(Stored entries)

++++

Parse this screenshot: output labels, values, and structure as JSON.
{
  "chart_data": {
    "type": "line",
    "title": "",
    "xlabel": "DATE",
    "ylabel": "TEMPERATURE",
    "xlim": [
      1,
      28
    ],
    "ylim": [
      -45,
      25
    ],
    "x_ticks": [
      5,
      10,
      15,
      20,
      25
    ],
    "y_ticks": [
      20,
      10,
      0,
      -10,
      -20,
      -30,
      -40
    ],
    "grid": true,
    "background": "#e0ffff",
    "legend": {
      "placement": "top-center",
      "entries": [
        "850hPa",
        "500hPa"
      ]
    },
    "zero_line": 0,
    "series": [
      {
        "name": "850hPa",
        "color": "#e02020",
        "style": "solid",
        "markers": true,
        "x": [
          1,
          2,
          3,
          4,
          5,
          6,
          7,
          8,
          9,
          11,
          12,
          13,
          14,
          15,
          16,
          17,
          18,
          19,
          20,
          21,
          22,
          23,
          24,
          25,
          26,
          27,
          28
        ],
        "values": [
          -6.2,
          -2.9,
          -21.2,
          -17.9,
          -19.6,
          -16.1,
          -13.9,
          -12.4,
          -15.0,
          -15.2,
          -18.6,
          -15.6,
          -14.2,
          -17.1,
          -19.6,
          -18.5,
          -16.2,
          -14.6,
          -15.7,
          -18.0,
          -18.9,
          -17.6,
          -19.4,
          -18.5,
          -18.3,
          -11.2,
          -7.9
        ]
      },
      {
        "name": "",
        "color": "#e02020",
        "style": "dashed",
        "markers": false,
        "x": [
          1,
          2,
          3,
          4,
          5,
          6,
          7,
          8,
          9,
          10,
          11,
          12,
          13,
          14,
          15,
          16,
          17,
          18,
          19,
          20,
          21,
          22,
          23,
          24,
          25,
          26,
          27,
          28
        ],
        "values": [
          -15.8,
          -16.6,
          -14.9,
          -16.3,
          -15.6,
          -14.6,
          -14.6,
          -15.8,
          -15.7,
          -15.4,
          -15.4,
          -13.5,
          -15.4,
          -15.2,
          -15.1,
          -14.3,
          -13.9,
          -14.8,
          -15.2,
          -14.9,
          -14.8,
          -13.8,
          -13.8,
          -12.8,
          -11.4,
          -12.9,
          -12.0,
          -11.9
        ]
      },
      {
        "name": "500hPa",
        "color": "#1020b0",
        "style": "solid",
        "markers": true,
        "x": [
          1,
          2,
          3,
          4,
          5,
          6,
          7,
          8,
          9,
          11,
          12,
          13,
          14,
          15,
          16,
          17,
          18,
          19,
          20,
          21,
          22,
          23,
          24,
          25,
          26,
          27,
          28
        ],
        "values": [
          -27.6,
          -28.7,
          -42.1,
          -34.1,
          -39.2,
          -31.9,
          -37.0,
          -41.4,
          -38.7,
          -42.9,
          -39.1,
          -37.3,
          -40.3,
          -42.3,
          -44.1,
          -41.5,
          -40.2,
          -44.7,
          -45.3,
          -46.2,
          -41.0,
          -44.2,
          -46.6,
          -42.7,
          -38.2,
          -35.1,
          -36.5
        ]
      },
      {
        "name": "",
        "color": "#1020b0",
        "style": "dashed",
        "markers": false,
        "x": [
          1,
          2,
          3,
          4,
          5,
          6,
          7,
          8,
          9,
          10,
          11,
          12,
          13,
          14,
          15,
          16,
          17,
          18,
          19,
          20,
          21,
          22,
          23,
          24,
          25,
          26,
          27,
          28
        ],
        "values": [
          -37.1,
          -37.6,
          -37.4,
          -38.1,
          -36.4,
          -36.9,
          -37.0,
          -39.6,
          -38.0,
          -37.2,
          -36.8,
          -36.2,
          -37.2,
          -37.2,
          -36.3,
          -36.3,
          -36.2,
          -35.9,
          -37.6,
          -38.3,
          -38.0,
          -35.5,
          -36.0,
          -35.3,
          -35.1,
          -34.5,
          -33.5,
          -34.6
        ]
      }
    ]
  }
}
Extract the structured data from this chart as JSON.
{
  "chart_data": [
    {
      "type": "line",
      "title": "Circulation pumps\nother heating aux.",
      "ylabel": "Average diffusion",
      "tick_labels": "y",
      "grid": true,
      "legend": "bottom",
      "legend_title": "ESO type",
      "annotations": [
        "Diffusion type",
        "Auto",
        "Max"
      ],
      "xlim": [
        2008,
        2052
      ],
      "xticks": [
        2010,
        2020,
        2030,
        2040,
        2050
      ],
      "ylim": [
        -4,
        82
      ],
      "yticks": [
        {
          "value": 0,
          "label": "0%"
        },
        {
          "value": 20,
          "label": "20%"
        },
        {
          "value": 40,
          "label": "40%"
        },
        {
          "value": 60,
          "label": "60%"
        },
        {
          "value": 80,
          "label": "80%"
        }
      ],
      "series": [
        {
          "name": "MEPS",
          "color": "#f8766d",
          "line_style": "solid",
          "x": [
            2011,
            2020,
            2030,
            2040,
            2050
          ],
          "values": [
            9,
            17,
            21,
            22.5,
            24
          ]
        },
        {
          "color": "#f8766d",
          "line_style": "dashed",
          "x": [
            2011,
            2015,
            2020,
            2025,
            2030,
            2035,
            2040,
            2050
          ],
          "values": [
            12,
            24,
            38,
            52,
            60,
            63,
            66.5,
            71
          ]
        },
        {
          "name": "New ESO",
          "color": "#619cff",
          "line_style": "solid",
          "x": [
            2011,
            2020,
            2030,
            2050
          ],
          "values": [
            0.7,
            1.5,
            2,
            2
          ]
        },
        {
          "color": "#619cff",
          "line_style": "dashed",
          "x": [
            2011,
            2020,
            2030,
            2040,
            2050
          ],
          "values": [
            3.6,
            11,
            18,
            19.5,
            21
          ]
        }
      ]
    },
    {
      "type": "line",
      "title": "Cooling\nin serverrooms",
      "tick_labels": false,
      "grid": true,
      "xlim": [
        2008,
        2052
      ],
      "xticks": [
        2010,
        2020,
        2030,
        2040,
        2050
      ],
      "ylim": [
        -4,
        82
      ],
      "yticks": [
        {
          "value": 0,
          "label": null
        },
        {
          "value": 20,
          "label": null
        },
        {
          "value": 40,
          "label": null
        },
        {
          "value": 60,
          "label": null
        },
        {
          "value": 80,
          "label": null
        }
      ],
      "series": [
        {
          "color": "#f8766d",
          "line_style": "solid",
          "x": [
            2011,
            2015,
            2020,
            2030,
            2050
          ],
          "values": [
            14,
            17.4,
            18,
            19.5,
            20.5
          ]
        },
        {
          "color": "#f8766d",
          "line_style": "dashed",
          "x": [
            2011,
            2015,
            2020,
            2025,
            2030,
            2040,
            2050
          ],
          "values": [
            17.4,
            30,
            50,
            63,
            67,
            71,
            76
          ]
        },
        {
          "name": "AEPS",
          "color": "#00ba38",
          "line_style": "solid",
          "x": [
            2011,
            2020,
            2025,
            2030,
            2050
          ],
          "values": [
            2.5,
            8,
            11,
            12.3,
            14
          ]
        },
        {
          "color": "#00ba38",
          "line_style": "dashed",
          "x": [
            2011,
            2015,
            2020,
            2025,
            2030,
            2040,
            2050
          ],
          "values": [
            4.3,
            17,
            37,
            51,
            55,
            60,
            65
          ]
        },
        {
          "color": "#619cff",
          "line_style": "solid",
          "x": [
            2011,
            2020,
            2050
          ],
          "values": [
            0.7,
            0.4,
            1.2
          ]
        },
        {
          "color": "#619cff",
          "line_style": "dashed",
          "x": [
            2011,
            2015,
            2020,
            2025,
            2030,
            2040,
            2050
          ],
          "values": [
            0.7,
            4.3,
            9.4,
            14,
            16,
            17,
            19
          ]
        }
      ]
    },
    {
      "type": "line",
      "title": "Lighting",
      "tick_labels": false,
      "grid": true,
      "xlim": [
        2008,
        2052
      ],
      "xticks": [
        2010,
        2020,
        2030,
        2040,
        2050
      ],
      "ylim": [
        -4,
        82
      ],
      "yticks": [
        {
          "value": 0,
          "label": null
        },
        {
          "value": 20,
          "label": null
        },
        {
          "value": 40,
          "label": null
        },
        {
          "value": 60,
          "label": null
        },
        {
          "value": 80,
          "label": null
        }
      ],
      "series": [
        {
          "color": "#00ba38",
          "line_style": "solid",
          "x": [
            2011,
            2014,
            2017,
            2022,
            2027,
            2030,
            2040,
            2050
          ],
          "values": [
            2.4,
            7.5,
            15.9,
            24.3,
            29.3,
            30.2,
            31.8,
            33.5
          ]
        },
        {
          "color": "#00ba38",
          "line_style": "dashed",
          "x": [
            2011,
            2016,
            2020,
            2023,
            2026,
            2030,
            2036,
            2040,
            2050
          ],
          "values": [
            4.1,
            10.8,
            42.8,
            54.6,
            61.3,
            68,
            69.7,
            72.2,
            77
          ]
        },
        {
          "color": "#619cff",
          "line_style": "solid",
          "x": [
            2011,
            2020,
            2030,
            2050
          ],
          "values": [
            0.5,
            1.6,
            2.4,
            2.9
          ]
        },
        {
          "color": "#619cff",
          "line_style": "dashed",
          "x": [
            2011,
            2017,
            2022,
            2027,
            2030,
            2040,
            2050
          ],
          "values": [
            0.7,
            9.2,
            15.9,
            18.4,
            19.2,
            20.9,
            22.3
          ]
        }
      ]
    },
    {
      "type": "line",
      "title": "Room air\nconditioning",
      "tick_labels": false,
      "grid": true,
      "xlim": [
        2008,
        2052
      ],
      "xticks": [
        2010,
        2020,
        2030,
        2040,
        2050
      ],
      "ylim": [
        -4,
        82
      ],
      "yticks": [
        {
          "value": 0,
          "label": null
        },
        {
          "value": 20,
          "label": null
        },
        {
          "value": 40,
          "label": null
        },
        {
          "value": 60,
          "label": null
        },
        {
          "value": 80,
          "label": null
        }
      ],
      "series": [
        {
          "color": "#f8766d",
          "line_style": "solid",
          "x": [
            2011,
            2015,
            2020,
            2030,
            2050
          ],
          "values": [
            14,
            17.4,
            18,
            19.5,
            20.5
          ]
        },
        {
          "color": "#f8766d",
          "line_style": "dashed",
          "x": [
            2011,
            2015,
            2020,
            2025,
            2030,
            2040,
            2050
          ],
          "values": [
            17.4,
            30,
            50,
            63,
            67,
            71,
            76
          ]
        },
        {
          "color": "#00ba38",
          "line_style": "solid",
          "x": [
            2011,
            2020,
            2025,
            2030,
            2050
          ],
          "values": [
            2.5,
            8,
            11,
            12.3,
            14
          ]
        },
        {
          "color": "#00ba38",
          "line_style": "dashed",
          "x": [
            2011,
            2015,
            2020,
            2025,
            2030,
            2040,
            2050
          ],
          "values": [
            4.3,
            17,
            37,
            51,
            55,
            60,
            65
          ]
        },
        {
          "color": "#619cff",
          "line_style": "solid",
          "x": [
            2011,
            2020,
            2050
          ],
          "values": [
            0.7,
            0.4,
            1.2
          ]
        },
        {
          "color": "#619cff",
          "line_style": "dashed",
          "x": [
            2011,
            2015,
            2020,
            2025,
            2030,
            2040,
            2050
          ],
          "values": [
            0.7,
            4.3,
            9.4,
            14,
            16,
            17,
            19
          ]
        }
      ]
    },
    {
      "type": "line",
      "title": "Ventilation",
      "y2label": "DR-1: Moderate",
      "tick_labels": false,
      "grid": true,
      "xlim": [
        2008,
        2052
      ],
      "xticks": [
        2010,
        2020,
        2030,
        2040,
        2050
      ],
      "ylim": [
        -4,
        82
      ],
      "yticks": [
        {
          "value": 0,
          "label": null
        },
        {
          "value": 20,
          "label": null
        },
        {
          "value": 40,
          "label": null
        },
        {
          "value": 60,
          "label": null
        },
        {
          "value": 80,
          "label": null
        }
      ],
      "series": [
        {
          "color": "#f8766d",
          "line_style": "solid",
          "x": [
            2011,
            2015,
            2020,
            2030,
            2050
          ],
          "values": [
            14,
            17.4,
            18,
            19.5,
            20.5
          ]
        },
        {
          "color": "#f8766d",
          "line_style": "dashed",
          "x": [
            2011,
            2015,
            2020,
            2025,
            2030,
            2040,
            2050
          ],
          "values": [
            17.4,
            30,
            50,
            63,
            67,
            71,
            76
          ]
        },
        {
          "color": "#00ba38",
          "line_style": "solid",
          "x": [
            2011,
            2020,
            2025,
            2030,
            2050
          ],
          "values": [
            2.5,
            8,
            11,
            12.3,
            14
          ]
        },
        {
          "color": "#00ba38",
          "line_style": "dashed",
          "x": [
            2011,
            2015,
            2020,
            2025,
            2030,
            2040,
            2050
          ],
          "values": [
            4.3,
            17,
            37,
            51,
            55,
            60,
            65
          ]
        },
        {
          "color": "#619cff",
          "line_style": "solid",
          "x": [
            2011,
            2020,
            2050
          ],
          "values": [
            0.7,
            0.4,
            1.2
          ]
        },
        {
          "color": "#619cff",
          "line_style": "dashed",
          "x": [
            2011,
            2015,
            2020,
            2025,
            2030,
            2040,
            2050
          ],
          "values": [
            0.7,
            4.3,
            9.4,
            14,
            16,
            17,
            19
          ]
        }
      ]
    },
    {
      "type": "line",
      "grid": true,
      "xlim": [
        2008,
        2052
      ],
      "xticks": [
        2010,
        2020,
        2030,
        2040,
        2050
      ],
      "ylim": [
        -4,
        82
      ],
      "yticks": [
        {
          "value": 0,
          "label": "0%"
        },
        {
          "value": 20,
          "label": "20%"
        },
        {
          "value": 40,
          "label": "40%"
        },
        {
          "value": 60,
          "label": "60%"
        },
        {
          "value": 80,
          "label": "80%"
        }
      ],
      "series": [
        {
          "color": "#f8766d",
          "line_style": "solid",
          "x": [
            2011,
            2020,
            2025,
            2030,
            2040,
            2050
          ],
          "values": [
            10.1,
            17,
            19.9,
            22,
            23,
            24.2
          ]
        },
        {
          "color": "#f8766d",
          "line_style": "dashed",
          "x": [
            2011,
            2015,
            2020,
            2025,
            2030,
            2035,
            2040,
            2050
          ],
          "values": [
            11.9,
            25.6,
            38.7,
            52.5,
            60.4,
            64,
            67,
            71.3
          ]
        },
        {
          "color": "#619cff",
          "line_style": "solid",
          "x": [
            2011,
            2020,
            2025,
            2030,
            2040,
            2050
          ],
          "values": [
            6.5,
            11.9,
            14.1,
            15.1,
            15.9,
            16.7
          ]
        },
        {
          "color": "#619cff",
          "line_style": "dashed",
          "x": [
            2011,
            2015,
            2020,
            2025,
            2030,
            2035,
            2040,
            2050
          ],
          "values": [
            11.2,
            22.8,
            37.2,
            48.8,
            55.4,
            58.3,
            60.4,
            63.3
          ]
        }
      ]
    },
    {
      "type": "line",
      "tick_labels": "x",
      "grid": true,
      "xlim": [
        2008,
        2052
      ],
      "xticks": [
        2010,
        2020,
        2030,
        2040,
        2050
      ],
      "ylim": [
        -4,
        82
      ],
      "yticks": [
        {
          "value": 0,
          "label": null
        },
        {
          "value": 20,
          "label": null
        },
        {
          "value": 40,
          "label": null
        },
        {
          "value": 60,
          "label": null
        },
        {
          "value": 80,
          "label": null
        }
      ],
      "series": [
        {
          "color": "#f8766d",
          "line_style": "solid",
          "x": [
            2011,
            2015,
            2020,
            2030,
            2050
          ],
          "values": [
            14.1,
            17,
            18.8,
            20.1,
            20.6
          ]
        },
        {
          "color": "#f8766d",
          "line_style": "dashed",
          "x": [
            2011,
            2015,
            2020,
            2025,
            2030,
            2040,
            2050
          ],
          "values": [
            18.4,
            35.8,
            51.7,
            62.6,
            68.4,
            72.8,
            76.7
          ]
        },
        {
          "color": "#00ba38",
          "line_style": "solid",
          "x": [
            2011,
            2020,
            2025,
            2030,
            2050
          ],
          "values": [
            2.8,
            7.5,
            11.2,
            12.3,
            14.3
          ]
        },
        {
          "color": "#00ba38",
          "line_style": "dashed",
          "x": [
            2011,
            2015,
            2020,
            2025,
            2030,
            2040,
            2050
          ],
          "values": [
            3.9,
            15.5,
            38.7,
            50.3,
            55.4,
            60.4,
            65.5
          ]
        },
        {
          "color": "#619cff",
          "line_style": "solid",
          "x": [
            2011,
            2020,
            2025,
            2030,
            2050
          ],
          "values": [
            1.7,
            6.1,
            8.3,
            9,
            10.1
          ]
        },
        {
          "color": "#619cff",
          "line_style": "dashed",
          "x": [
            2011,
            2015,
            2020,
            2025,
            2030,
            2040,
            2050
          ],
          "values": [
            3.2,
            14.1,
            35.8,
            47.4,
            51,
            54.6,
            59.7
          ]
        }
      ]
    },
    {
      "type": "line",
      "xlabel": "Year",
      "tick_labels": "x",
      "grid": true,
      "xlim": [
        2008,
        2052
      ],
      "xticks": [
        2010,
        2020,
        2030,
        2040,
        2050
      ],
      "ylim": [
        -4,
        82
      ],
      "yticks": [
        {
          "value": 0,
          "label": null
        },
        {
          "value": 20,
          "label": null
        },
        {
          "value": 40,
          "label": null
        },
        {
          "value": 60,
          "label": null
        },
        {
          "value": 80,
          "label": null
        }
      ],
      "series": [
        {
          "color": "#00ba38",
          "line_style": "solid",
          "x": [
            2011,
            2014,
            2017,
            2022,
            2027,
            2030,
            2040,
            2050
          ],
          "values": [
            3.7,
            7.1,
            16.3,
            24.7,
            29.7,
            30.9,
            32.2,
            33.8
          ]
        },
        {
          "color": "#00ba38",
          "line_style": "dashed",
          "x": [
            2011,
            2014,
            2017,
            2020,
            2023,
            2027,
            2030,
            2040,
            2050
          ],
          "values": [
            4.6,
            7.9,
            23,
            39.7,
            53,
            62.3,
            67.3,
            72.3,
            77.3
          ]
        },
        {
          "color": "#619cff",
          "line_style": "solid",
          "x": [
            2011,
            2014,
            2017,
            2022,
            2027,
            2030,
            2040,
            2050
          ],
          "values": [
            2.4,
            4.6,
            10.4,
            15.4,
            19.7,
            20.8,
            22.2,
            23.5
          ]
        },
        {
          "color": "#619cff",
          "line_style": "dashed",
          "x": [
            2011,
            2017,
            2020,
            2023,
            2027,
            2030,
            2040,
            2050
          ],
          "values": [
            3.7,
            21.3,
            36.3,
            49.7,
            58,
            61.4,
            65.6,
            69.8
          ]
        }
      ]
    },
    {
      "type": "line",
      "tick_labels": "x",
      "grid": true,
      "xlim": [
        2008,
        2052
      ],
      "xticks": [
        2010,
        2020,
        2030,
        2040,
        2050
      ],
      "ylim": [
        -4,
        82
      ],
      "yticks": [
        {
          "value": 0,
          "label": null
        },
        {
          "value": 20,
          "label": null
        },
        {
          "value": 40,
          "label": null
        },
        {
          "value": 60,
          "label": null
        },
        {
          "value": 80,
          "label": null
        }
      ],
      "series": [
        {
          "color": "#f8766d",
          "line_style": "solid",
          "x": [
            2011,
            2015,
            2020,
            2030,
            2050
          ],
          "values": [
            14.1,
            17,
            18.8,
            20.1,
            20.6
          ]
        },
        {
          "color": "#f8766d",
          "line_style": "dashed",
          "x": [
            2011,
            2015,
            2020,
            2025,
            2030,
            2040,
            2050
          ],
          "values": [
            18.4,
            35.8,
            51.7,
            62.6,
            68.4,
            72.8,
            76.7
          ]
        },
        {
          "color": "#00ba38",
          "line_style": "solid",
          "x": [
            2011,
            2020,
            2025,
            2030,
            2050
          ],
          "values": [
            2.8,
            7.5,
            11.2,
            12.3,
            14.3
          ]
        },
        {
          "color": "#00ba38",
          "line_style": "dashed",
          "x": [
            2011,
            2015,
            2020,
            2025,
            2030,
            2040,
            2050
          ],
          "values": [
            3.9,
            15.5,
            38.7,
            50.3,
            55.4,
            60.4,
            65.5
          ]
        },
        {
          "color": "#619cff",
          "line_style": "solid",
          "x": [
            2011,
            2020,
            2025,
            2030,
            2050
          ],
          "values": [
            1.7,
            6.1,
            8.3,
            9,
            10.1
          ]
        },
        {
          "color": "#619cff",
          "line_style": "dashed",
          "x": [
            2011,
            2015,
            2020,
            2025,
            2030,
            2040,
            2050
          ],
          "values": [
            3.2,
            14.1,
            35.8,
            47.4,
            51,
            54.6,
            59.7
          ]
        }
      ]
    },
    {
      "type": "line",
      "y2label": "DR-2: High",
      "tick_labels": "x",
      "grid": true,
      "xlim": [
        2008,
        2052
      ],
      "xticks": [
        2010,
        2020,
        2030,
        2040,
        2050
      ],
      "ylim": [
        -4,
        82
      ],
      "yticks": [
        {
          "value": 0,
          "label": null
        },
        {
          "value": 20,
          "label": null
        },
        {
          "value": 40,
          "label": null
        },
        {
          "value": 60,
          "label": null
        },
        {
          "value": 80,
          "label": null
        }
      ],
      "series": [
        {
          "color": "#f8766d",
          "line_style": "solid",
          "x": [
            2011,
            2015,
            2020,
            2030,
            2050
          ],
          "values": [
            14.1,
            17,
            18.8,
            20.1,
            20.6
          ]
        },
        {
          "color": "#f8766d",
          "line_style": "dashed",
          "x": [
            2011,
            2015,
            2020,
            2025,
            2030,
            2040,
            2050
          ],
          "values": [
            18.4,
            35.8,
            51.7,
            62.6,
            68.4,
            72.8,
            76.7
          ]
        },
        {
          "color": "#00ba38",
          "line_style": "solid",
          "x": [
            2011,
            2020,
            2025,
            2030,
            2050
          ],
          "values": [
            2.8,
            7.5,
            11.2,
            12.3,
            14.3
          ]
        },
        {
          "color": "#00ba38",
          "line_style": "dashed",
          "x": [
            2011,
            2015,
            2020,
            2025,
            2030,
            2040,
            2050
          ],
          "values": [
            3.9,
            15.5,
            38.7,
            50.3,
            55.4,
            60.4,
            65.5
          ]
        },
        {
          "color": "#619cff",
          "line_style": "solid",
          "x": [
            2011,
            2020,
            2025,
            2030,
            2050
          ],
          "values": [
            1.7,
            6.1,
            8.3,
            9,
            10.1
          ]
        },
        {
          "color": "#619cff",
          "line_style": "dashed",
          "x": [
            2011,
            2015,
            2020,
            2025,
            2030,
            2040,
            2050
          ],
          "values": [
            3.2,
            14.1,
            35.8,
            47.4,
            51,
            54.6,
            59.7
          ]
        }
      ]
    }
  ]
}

++++

• [The request]
Return each line in the records that holds the string "name".

• [Task answer]
        "name": "850hPa",
        "name": "",
        "name": "500hPa",
        "name": "",
          "name": "MEPS",
          "name": "New ESO",
          "name": "AEPS",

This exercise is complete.